─── RECORDED INFORMATION

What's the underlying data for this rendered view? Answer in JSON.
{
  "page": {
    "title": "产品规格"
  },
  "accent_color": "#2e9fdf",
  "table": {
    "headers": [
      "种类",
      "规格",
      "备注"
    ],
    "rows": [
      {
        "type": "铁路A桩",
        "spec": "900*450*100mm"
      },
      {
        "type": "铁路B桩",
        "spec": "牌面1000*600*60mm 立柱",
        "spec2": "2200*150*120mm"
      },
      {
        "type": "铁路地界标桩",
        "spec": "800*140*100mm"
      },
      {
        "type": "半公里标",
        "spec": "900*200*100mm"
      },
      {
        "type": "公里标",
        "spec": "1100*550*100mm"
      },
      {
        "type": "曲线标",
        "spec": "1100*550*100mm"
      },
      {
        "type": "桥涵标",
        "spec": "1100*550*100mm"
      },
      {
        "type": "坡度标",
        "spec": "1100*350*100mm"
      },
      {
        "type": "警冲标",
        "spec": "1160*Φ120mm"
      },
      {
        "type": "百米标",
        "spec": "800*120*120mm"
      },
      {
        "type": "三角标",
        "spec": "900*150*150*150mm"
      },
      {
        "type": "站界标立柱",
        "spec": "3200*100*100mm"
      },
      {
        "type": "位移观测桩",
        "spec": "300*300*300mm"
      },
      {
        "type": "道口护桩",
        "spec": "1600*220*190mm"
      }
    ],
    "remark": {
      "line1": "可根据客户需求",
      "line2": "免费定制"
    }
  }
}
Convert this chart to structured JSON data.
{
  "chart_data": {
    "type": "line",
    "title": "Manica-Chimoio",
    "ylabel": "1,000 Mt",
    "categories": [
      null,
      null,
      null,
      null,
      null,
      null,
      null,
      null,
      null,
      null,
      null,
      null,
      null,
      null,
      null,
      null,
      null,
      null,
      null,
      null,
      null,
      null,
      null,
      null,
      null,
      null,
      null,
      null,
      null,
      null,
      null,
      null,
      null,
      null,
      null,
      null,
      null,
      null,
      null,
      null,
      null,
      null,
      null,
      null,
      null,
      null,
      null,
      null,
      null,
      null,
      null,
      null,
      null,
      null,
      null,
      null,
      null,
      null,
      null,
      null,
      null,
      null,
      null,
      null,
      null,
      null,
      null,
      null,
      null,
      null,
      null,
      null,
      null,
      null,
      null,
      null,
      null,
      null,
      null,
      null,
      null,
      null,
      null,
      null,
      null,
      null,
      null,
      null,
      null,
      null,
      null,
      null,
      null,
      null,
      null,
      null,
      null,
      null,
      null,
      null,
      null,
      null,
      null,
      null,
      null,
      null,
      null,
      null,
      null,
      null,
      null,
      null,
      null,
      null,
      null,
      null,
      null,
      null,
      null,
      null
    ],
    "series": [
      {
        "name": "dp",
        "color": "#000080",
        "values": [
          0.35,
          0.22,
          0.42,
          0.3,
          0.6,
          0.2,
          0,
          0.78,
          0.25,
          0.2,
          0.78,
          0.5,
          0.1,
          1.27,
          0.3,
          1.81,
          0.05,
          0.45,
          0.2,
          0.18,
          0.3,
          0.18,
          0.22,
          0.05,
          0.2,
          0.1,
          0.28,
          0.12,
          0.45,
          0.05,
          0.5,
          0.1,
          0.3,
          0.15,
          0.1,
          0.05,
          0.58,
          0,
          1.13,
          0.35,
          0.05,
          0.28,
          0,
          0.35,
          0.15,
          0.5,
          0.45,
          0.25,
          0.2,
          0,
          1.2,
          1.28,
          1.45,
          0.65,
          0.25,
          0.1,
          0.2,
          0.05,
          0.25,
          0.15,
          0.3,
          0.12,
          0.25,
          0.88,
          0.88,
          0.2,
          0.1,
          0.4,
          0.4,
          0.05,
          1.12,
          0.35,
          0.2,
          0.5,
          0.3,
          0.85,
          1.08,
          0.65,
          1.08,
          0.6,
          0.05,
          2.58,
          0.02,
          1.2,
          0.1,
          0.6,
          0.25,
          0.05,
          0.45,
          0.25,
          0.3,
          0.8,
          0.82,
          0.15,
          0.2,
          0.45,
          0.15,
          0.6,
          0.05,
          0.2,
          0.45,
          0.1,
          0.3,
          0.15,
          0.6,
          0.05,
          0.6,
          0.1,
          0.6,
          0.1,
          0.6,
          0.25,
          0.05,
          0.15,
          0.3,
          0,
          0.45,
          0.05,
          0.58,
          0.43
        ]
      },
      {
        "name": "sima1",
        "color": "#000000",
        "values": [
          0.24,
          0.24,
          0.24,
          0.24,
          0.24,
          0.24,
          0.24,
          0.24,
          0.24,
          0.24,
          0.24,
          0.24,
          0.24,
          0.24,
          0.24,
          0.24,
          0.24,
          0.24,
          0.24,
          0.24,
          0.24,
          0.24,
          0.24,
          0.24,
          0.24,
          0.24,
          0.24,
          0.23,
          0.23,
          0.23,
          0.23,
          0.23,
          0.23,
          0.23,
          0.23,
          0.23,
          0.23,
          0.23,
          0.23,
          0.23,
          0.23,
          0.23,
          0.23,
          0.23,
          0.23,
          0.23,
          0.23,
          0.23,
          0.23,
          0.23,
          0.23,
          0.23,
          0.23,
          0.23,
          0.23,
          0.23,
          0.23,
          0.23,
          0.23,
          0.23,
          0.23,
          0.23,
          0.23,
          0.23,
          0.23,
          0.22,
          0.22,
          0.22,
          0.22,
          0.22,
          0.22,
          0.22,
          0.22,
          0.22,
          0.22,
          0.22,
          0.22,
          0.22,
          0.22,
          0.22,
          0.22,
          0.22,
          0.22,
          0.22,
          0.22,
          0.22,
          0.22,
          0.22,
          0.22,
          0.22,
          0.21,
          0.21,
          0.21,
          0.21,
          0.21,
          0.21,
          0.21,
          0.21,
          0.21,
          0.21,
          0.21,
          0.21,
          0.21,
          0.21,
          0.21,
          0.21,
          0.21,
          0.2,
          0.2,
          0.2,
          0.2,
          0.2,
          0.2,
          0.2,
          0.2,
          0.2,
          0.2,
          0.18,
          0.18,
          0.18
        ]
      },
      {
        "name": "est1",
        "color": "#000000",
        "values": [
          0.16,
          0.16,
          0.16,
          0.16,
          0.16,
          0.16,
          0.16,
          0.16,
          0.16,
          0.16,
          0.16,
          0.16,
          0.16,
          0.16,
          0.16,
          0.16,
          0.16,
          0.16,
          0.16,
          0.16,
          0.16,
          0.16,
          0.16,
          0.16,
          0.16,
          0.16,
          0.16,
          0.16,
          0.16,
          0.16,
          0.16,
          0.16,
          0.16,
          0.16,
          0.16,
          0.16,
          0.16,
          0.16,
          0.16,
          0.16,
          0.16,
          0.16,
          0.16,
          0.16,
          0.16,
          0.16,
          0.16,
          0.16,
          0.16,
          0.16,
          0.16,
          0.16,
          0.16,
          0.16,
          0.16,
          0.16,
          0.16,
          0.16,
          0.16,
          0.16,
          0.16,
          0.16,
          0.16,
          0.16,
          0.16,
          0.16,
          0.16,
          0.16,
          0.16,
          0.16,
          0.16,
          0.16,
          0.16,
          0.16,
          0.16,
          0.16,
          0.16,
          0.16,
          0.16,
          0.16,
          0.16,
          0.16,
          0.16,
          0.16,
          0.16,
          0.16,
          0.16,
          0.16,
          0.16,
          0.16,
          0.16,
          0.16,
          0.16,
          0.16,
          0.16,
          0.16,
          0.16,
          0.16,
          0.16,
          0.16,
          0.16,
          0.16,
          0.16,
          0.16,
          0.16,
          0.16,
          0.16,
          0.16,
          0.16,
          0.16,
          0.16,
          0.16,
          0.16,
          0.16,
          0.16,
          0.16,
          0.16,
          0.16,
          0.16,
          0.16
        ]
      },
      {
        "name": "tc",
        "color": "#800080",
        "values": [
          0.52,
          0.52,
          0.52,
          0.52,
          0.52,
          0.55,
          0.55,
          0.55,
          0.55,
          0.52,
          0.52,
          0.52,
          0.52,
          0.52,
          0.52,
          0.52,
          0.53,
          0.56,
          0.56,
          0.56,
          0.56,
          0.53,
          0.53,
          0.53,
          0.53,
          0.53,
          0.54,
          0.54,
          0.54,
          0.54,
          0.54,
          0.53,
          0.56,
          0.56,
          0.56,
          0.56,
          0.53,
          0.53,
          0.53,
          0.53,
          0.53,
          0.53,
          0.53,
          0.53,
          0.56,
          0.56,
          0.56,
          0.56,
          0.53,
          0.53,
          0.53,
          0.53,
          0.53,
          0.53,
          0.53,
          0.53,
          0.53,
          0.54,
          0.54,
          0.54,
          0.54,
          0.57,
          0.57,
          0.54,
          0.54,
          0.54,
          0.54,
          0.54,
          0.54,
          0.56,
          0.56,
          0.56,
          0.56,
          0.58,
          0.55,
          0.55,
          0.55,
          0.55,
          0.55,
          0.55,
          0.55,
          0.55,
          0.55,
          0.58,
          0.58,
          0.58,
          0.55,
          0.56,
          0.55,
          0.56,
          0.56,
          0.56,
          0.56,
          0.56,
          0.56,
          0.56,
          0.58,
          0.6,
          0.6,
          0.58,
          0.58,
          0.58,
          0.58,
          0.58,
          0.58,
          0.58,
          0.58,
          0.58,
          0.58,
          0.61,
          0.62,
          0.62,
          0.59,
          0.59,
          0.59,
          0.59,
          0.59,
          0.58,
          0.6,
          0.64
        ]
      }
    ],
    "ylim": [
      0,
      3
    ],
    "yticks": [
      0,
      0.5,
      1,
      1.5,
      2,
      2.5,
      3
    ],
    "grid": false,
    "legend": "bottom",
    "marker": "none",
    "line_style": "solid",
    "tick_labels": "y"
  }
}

──────
─── RECORDED INFORMATION

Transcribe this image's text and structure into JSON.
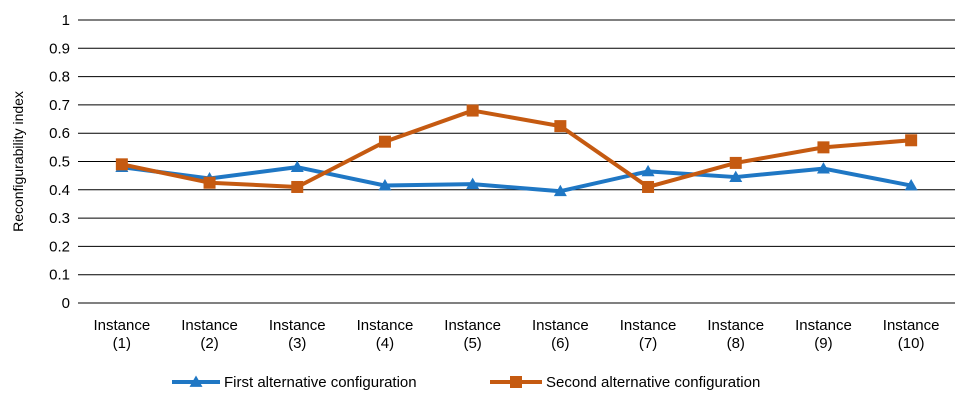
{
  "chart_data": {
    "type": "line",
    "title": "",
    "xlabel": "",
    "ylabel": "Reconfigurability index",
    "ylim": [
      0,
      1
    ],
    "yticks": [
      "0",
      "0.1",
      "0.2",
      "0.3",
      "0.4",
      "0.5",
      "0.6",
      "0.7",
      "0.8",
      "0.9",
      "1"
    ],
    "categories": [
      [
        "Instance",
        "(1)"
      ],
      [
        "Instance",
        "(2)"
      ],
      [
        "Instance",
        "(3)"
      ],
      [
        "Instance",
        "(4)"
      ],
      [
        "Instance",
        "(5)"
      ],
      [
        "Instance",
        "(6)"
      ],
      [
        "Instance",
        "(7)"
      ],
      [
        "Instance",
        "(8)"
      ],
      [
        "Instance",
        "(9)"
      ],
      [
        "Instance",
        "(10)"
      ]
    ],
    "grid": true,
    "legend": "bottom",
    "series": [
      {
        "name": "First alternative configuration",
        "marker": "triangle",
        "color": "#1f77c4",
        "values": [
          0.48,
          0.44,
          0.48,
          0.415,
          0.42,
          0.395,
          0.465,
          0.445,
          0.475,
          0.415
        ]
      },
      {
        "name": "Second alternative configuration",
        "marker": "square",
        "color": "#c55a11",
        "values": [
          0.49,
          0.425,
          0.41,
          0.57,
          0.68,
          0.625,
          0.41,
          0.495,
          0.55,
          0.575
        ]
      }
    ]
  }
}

──────

■ TASK DETAILS ■
Search the data for the word "configuration" and copy each line where it appears.

■ SOLUTION FOR THIS EXERCISE ■
        "name": "First alternative configuration",
        "name": "Second alternative configuration",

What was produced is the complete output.